_BRIEF_. Extract the records in full, leaving every picture out.

>> Begin DATA FOR THE TASK

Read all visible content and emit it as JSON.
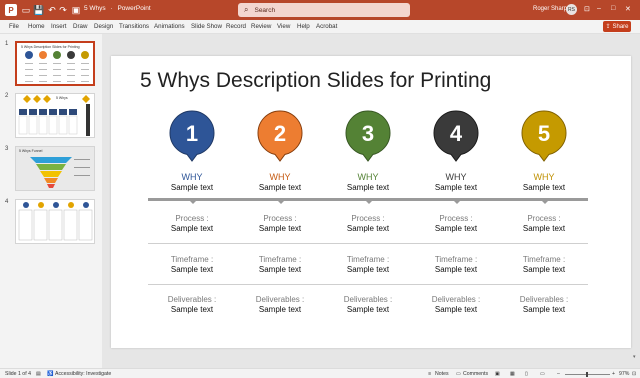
{
  "titlebar": {
    "doc_name": "5 Whys",
    "app_name": "PowerPoint",
    "doc_title": "5 Whys  ·  PowerPoint",
    "search_placeholder": "Search",
    "user_name": "Roger Sharp",
    "user_initials": "RS",
    "app_letter": "P"
  },
  "ribbon": {
    "tabs": [
      "File",
      "Home",
      "Insert",
      "Draw",
      "Design",
      "Transitions",
      "Animations",
      "Slide Show",
      "Record",
      "Review",
      "View",
      "Help",
      "Acrobat"
    ],
    "share_label": "Share"
  },
  "thumbnails": [
    {
      "number": "1",
      "selected": true,
      "caption": "5 Whys Description Slides for Printing"
    },
    {
      "number": "2",
      "selected": false,
      "caption": "5 Whys"
    },
    {
      "number": "3",
      "selected": false,
      "caption": "5 Whys Funnel"
    },
    {
      "number": "4",
      "selected": false,
      "caption": ""
    }
  ],
  "slide": {
    "title": "5 Whys Description Slides for Printing",
    "columns": [
      {
        "number": "1",
        "color": "#2e5597",
        "why_label": "WHY",
        "why_color": "#2e5597",
        "sample": "Sample text",
        "process_label": "Process :",
        "process_text": "Sample text",
        "timeframe_label": "Timeframe :",
        "timeframe_text": "Sample text",
        "deliverables_label": "Deliverables :",
        "deliverables_text": "Sample text"
      },
      {
        "number": "2",
        "color": "#ed7d31",
        "why_label": "WHY",
        "why_color": "#c55a11",
        "sample": "Sample text",
        "process_label": "Process :",
        "process_text": "Sample text",
        "timeframe_label": "Timeframe :",
        "timeframe_text": "Sample text",
        "deliverables_label": "Deliverables :",
        "deliverables_text": "Sample text"
      },
      {
        "number": "3",
        "color": "#548235",
        "why_label": "WHY",
        "why_color": "#548235",
        "sample": "Sample text",
        "process_label": "Process :",
        "process_text": "Sample text",
        "timeframe_label": "Timeframe :",
        "timeframe_text": "Sample text",
        "deliverables_label": "Deliverables :",
        "deliverables_text": "Sample text"
      },
      {
        "number": "4",
        "color": "#3a3a3a",
        "why_label": "WHY",
        "why_color": "#3a3a3a",
        "sample": "Sample text",
        "process_label": "Process :",
        "process_text": "Sample text",
        "timeframe_label": "Timeframe :",
        "timeframe_text": "Sample text",
        "deliverables_label": "Deliverables :",
        "deliverables_text": "Sample text"
      },
      {
        "number": "5",
        "color": "#c59a00",
        "why_label": "WHY",
        "why_color": "#bf9000",
        "sample": "Sample text",
        "process_label": "Process :",
        "process_text": "Sample text",
        "timeframe_label": "Timeframe :",
        "timeframe_text": "Sample text",
        "deliverables_label": "Deliverables :",
        "deliverables_text": "Sample text"
      }
    ]
  },
  "statusbar": {
    "slide_info": "Slide 1 of 4",
    "accessibility": "Accessibility: Investigate",
    "notes": "Notes",
    "comments": "Comments",
    "zoom": "97%"
  }
}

>> End DATA FOR THE TASK

_WRITTEN RESPONSE_.
Read all visible content and emit it as JSON.
{
  "titlebar": {
    "doc_name": "5 Whys",
    "app_name": "PowerPoint",
    "doc_title": "5 Whys  ·  PowerPoint",
    "search_placeholder": "Search",
    "user_name": "Roger Sharp",
    "user_initials": "RS",
    "app_letter": "P"
  },
  "ribbon": {
    "tabs": [
      "File",
      "Home",
      "Insert",
      "Draw",
      "Design",
      "Transitions",
      "Animations",
      "Slide Show",
      "Record",
      "Review",
      "View",
      "Help",
      "Acrobat"
    ],
    "share_label": "Share"
  },
  "thumbnails": [
    {
      "number": "1",
      "selected": true,
      "caption": "5 Whys Description Slides for Printing"
    },
    {
      "number": "2",
      "selected": false,
      "caption": "5 Whys"
    },
    {
      "number": "3",
      "selected": false,
      "caption": "5 Whys Funnel"
    },
    {
      "number": "4",
      "selected": false,
      "caption": ""
    }
  ],
  "slide": {
    "title": "5 Whys Description Slides for Printing",
    "columns": [
      {
        "number": "1",
        "color": "#2e5597",
        "why_label": "WHY",
        "why_color": "#2e5597",
        "sample": "Sample text",
        "process_label": "Process :",
        "process_text": "Sample text",
        "timeframe_label": "Timeframe :",
        "timeframe_text": "Sample text",
        "deliverables_label": "Deliverables :",
        "deliverables_text": "Sample text"
      },
      {
        "number": "2",
        "color": "#ed7d31",
        "why_label": "WHY",
        "why_color": "#c55a11",
        "sample": "Sample text",
        "process_label": "Process :",
        "process_text": "Sample text",
        "timeframe_label": "Timeframe :",
        "timeframe_text": "Sample text",
        "deliverables_label": "Deliverables :",
        "deliverables_text": "Sample text"
      },
      {
        "number": "3",
        "color": "#548235",
        "why_label": "WHY",
        "why_color": "#548235",
        "sample": "Sample text",
        "process_label": "Process :",
        "process_text": "Sample text",
        "timeframe_label": "Timeframe :",
        "timeframe_text": "Sample text",
        "deliverables_label": "Deliverables :",
        "deliverables_text": "Sample text"
      },
      {
        "number": "4",
        "color": "#3a3a3a",
        "why_label": "WHY",
        "why_color": "#3a3a3a",
        "sample": "Sample text",
        "process_label": "Process :",
        "process_text": "Sample text",
        "timeframe_label": "Timeframe :",
        "timeframe_text": "Sample text",
        "deliverables_label": "Deliverables :",
        "deliverables_text": "Sample text"
      },
      {
        "number": "5",
        "color": "#c59a00",
        "why_label": "WHY",
        "why_color": "#bf9000",
        "sample": "Sample text",
        "process_label": "Process :",
        "process_text": "Sample text",
        "timeframe_label": "Timeframe :",
        "timeframe_text": "Sample text",
        "deliverables_label": "Deliverables :",
        "deliverables_text": "Sample text"
      }
    ]
  },
  "statusbar": {
    "slide_info": "Slide 1 of 4",
    "accessibility": "Accessibility: Investigate",
    "notes": "Notes",
    "comments": "Comments",
    "zoom": "97%"
  }
}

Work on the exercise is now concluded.